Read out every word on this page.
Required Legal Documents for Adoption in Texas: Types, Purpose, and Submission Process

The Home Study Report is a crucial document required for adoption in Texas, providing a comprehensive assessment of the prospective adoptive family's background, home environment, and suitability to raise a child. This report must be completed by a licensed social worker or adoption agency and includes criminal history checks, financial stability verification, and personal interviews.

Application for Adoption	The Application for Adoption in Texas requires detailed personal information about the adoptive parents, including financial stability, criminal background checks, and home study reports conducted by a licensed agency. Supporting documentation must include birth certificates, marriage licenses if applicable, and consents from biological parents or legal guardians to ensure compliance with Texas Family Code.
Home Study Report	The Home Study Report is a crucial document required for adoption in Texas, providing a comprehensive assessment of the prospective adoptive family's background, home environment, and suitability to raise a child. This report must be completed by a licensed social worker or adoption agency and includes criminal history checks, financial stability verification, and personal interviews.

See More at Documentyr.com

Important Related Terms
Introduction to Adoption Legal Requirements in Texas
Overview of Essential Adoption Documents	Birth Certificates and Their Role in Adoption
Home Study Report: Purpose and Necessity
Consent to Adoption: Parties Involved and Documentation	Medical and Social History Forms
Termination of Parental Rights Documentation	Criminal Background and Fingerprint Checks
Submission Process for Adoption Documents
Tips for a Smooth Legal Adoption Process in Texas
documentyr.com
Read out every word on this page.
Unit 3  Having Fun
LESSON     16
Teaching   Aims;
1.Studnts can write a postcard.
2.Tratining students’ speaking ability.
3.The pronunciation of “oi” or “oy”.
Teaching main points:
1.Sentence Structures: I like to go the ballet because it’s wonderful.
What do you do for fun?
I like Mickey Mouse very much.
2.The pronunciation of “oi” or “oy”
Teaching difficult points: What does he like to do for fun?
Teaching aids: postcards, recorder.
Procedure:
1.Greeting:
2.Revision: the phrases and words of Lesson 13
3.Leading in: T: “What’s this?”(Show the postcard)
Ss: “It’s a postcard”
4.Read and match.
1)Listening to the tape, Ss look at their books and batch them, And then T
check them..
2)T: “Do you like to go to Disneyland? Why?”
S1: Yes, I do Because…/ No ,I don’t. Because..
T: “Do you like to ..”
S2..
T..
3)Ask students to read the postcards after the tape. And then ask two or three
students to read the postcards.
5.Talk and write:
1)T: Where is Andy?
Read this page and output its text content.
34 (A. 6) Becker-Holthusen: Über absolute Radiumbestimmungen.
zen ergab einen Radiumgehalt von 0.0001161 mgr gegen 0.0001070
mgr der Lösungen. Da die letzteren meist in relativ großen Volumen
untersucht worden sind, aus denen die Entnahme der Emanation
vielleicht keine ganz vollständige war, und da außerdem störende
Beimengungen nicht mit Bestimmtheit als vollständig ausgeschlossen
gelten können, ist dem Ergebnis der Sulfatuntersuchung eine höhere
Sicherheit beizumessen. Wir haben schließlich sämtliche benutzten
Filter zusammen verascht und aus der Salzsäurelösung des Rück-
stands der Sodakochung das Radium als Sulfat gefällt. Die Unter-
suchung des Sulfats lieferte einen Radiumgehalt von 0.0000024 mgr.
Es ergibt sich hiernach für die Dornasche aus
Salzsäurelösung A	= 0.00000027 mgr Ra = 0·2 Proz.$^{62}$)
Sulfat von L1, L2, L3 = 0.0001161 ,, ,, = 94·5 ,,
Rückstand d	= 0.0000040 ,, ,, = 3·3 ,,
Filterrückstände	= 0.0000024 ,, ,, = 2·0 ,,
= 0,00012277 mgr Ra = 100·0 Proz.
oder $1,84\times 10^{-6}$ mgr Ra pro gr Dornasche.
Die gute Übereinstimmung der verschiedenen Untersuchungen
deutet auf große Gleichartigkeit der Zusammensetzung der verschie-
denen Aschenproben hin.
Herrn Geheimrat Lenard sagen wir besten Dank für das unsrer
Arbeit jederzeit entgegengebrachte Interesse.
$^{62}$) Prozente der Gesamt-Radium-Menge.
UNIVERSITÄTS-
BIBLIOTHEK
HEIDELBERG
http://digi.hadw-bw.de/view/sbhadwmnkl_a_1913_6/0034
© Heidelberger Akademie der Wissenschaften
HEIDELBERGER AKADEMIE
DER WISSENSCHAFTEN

-.-.-

### INSTRUCTIONS TO FOLLOW
Quote all of the entries exactly as they appear.

### WRITTEN ANSWER
Read out every word on this page.
Required Legal Documents for Adoption in Texas: Types, Purpose, and Submission Process

The Home Study Report is a crucial document required for adoption in Texas, providing a comprehensive assessment of the prospective adoptive family's background, home environment, and suitability to raise a child. This report must be completed by a licensed social worker or adoption agency and includes criminal history checks, financial stability verification, and personal interviews.

Application for Adoption	The Application for Adoption in Texas requires detailed personal information about the adoptive parents, including financial stability, criminal background checks, and home study reports conducted by a licensed agency. Supporting documentation must include birth certificates, marriage licenses if applicable, and consents from biological parents or legal guardians to ensure compliance with Texas Family Code.
Home Study Report	The Home Study Report is a crucial document required for adoption in Texas, providing a comprehensive assessment of the prospective adoptive family's background, home environment, and suitability to raise a child. This report must be completed by a licensed social worker or adoption agency and includes criminal history checks, financial stability verification, and personal interviews.

See More at Documentyr.com

Important Related Terms
Introduction to Adoption Legal Requirements in Texas
Overview of Essential Adoption Documents	Birth Certificates and Their Role in Adoption
Home Study Report: Purpose and Necessity
Consent to Adoption: Parties Involved and Documentation	Medical and Social History Forms
Termination of Parental Rights Documentation	Criminal Background and Fingerprint Checks
Submission Process for Adoption Documents
Tips for a Smooth Legal Adoption Process in Texas
documentyr.com
Read out every word on this page.
Unit 3  Having Fun
LESSON     16
Teaching   Aims;
1.Studnts can write a postcard.
2.Tratining students’ speaking ability.
3.The pronunciation of “oi” or “oy”.
Teaching main points:
1.Sentence Structures: I like to go the ballet because it’s wonderful.
What do you do for fun?
I like Mickey Mouse very much.
2.The pronunciation of “oi” or “oy”
Teaching difficult points: What does he like to do for fun?
Teaching aids: postcards, recorder.
Procedure:
1.Greeting:
2.Revision: the phrases and words of Lesson 13
3.Leading in: T: “What’s this?”(Show the postcard)
Ss: “It’s a postcard”
4.Read and match.
1)Listening to the tape, Ss look at their books and batch them, And then T
check them..
2)T: “Do you like to go to Disneyland? Why?”
S1: Yes, I do Because…/ No ,I don’t. Because..
T: “Do you like to ..”
S2..
T..
3)Ask students to read the postcards after the tape. And then ask two or three
students to read the postcards.
5.Talk and write:
1)T: Where is Andy?
Read this page and output its text content.
34 (A. 6) Becker-Holthusen: Über absolute Radiumbestimmungen.
zen ergab einen Radiumgehalt von 0.0001161 mgr gegen 0.0001070
mgr der Lösungen. Da die letzteren meist in relativ großen Volumen
untersucht worden sind, aus denen die Entnahme der Emanation
vielleicht keine ganz vollständige war, und da außerdem störende
Beimengungen nicht mit Bestimmtheit als vollständig ausgeschlossen
gelten können, ist dem Ergebnis der Sulfatuntersuchung eine höhere
Sicherheit beizumessen. Wir haben schließlich sämtliche benutzten
Filter zusammen verascht und aus der Salzsäurelösung des Rück-
stands der Sodakochung das Radium als Sulfat gefällt. Die Unter-
suchung des Sulfats lieferte einen Radiumgehalt von 0.0000024 mgr.
Es ergibt sich hiernach für die Dornasche aus
Salzsäurelösung A	= 0.00000027 mgr Ra = 0·2 Proz.$^{62}$)
Sulfat von L1, L2, L3 = 0.0001161 ,, ,, = 94·5 ,,
Rückstand d	= 0.0000040 ,, ,, = 3·3 ,,
Filterrückstände	= 0.0000024 ,, ,, = 2·0 ,,
= 0,00012277 mgr Ra = 100·0 Proz.
oder $1,84\times 10^{-6}$ mgr Ra pro gr Dornasche.
Die gute Übereinstimmung der verschiedenen Untersuchungen
deutet auf große Gleichartigkeit der Zusammensetzung der verschie-
denen Aschenproben hin.
Herrn Geheimrat Lenard sagen wir besten Dank für das unsrer
Arbeit jederzeit entgegengebrachte Interesse.
$^{62}$) Prozente der Gesamt-Radium-Menge.
UNIVERSITÄTS-
BIBLIOTHEK
HEIDELBERG
http://digi.hadw-bw.de/view/sbhadwmnkl_a_1913_6/0034
© Heidelberger Akademie der Wissenschaften
HEIDELBERGER AKADEMIE
DER WISSENSCHAFTEN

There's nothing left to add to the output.